Instructions to follow -
Return the listing word for word, as given.

Saved data entries:
________

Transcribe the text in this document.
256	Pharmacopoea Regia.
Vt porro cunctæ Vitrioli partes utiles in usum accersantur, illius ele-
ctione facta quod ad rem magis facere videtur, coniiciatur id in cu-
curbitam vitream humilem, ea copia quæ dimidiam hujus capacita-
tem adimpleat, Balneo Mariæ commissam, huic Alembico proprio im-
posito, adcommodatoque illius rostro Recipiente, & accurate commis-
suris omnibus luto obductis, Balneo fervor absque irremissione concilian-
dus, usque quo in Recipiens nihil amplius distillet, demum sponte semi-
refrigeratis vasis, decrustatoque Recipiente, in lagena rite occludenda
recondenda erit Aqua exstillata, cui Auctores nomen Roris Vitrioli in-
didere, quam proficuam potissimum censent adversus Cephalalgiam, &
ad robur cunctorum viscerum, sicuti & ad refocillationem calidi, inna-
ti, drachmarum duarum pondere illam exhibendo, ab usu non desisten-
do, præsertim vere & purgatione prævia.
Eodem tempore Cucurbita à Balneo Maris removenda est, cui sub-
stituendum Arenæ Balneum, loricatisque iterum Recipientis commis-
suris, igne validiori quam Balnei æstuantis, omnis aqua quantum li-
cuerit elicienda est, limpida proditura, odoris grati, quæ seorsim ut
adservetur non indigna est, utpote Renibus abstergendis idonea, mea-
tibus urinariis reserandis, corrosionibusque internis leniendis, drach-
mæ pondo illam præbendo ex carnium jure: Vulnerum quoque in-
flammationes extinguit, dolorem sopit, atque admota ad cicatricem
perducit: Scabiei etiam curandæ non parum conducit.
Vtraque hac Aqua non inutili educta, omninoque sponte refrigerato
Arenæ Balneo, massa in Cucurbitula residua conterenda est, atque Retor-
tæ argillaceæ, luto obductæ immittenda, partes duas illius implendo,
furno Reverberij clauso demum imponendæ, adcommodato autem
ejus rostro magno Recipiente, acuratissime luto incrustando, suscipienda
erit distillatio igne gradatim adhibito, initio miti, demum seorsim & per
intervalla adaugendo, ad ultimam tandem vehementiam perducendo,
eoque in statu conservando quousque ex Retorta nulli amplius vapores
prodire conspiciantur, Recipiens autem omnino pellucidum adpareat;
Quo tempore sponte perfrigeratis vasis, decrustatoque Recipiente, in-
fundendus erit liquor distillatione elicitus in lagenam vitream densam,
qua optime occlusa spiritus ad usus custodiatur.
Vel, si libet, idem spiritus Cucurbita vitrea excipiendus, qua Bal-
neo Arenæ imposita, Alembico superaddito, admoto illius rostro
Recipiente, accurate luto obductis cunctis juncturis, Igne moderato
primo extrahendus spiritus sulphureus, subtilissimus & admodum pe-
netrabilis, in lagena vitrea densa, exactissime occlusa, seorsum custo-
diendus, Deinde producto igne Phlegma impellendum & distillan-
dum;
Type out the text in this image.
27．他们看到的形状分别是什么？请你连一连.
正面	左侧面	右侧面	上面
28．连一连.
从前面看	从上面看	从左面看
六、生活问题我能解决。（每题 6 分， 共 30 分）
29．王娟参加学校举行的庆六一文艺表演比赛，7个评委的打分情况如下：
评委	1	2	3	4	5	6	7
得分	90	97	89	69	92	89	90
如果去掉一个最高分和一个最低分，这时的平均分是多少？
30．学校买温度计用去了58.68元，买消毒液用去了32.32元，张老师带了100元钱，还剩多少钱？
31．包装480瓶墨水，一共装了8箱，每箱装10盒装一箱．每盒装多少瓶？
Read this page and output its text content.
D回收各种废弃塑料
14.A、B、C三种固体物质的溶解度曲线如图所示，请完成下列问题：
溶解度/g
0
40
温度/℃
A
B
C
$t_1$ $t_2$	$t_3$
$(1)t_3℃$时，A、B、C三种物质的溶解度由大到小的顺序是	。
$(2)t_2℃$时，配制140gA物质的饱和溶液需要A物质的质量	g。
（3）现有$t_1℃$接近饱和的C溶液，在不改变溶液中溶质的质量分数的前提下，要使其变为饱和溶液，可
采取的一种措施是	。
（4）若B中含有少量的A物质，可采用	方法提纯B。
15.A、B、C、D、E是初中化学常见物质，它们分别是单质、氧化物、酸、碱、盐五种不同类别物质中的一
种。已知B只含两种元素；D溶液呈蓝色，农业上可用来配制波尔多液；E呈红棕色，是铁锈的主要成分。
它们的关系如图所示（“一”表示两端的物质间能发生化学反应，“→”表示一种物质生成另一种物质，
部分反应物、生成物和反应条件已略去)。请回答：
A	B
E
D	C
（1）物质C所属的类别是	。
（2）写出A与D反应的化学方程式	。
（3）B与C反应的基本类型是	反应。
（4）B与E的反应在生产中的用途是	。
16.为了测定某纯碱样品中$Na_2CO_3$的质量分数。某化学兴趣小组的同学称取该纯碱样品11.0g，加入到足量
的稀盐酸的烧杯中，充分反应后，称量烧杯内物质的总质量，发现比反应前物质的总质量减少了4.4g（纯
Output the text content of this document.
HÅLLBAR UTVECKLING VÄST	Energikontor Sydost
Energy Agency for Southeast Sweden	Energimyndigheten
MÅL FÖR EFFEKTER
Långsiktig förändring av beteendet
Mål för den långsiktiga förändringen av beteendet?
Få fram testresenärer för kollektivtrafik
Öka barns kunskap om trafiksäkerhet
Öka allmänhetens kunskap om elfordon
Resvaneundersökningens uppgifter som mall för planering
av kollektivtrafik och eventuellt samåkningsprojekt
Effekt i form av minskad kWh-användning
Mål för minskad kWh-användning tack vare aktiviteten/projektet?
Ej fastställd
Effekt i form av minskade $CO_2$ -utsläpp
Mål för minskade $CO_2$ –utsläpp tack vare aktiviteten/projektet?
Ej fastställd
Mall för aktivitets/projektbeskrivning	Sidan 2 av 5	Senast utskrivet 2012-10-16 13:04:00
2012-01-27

________

Answer in full -
Transcribe the text in this document.
256	Pharmacopoea Regia.
Vt porro cunctæ Vitrioli partes utiles in usum accersantur, illius ele-
ctione facta quod ad rem magis facere videtur, coniiciatur id in cu-
curbitam vitream humilem, ea copia quæ dimidiam hujus capacita-
tem adimpleat, Balneo Mariæ commissam, huic Alembico proprio im-
posito, adcommodatoque illius rostro Recipiente, & accurate commis-
suris omnibus luto obductis, Balneo fervor absque irremissione concilian-
dus, usque quo in Recipiens nihil amplius distillet, demum sponte semi-
refrigeratis vasis, decrustatoque Recipiente, in lagena rite occludenda
recondenda erit Aqua exstillata, cui Auctores nomen Roris Vitrioli in-
didere, quam proficuam potissimum censent adversus Cephalalgiam, &
ad robur cunctorum viscerum, sicuti & ad refocillationem calidi, inna-
ti, drachmarum duarum pondere illam exhibendo, ab usu non desisten-
do, præsertim vere & purgatione prævia.
Eodem tempore Cucurbita à Balneo Maris removenda est, cui sub-
stituendum Arenæ Balneum, loricatisque iterum Recipientis commis-
suris, igne validiori quam Balnei æstuantis, omnis aqua quantum li-
cuerit elicienda est, limpida proditura, odoris grati, quæ seorsim ut
adservetur non indigna est, utpote Renibus abstergendis idonea, mea-
tibus urinariis reserandis, corrosionibusque internis leniendis, drach-
mæ pondo illam præbendo ex carnium jure: Vulnerum quoque in-
flammationes extinguit, dolorem sopit, atque admota ad cicatricem
perducit: Scabiei etiam curandæ non parum conducit.
Vtraque hac Aqua non inutili educta, omninoque sponte refrigerato
Arenæ Balneo, massa in Cucurbitula residua conterenda est, atque Retor-
tæ argillaceæ, luto obductæ immittenda, partes duas illius implendo,
furno Reverberij clauso demum imponendæ, adcommodato autem
ejus rostro magno Recipiente, acuratissime luto incrustando, suscipienda
erit distillatio igne gradatim adhibito, initio miti, demum seorsim & per
intervalla adaugendo, ad ultimam tandem vehementiam perducendo,
eoque in statu conservando quousque ex Retorta nulli amplius vapores
prodire conspiciantur, Recipiens autem omnino pellucidum adpareat;
Quo tempore sponte perfrigeratis vasis, decrustatoque Recipiente, in-
fundendus erit liquor distillatione elicitus in lagenam vitream densam,
qua optime occlusa spiritus ad usus custodiatur.
Vel, si libet, idem spiritus Cucurbita vitrea excipiendus, qua Bal-
neo Arenæ imposita, Alembico superaddito, admoto illius rostro
Recipiente, accurate luto obductis cunctis juncturis, Igne moderato
primo extrahendus spiritus sulphureus, subtilissimus & admodum pe-
netrabilis, in lagena vitrea densa, exactissime occlusa, seorsum custo-
diendus, Deinde producto igne Phlegma impellendum & distillan-
dum;
Type out the text in this image.
27．他们看到的形状分别是什么？请你连一连.
正面	左侧面	右侧面	上面
28．连一连.
从前面看	从上面看	从左面看
六、生活问题我能解决。（每题 6 分， 共 30 分）
29．王娟参加学校举行的庆六一文艺表演比赛，7个评委的打分情况如下：
评委	1	2	3	4	5	6	7
得分	90	97	89	69	92	89	90
如果去掉一个最高分和一个最低分，这时的平均分是多少？
30．学校买温度计用去了58.68元，买消毒液用去了32.32元，张老师带了100元钱，还剩多少钱？
31．包装480瓶墨水，一共装了8箱，每箱装10盒装一箱．每盒装多少瓶？
Read this page and output its text content.
D回收各种废弃塑料
14.A、B、C三种固体物质的溶解度曲线如图所示，请完成下列问题：
溶解度/g
0
40
温度/℃
A
B
C
$t_1$ $t_2$	$t_3$
$(1)t_3℃$时，A、B、C三种物质的溶解度由大到小的顺序是	。
$(2)t_2℃$时，配制140gA物质的饱和溶液需要A物质的质量	g。
（3）现有$t_1℃$接近饱和的C溶液，在不改变溶液中溶质的质量分数的前提下，要使其变为饱和溶液，可
采取的一种措施是	。
（4）若B中含有少量的A物质，可采用	方法提纯B。
15.A、B、C、D、E是初中化学常见物质，它们分别是单质、氧化物、酸、碱、盐五种不同类别物质中的一
种。已知B只含两种元素；D溶液呈蓝色，农业上可用来配制波尔多液；E呈红棕色，是铁锈的主要成分。
它们的关系如图所示（“一”表示两端的物质间能发生化学反应，“→”表示一种物质生成另一种物质，
部分反应物、生成物和反应条件已略去)。请回答：
A	B
E
D	C
（1）物质C所属的类别是	。
（2）写出A与D反应的化学方程式	。
（3）B与C反应的基本类型是	反应。
（4）B与E的反应在生产中的用途是	。
16.为了测定某纯碱样品中$Na_2CO_3$的质量分数。某化学兴趣小组的同学称取该纯碱样品11.0g，加入到足量
的稀盐酸的烧杯中，充分反应后，称量烧杯内物质的总质量，发现比反应前物质的总质量减少了4.4g（纯
Output the text content of this document.
HÅLLBAR UTVECKLING VÄST	Energikontor Sydost
Energy Agency for Southeast Sweden	Energimyndigheten
MÅL FÖR EFFEKTER
Långsiktig förändring av beteendet
Mål för den långsiktiga förändringen av beteendet?
Få fram testresenärer för kollektivtrafik
Öka barns kunskap om trafiksäkerhet
Öka allmänhetens kunskap om elfordon
Resvaneundersökningens uppgifter som mall för planering
av kollektivtrafik och eventuellt samåkningsprojekt
Effekt i form av minskad kWh-användning
Mål för minskad kWh-användning tack vare aktiviteten/projektet?
Ej fastställd
Effekt i form av minskade $CO_2$ -utsläpp
Mål för minskade $CO_2$ –utsläpp tack vare aktiviteten/projektet?
Ej fastställd
Mall för aktivitets/projektbeskrivning	Sidan 2 av 5	Senast utskrivet 2012-10-16 13:04:00
2012-01-27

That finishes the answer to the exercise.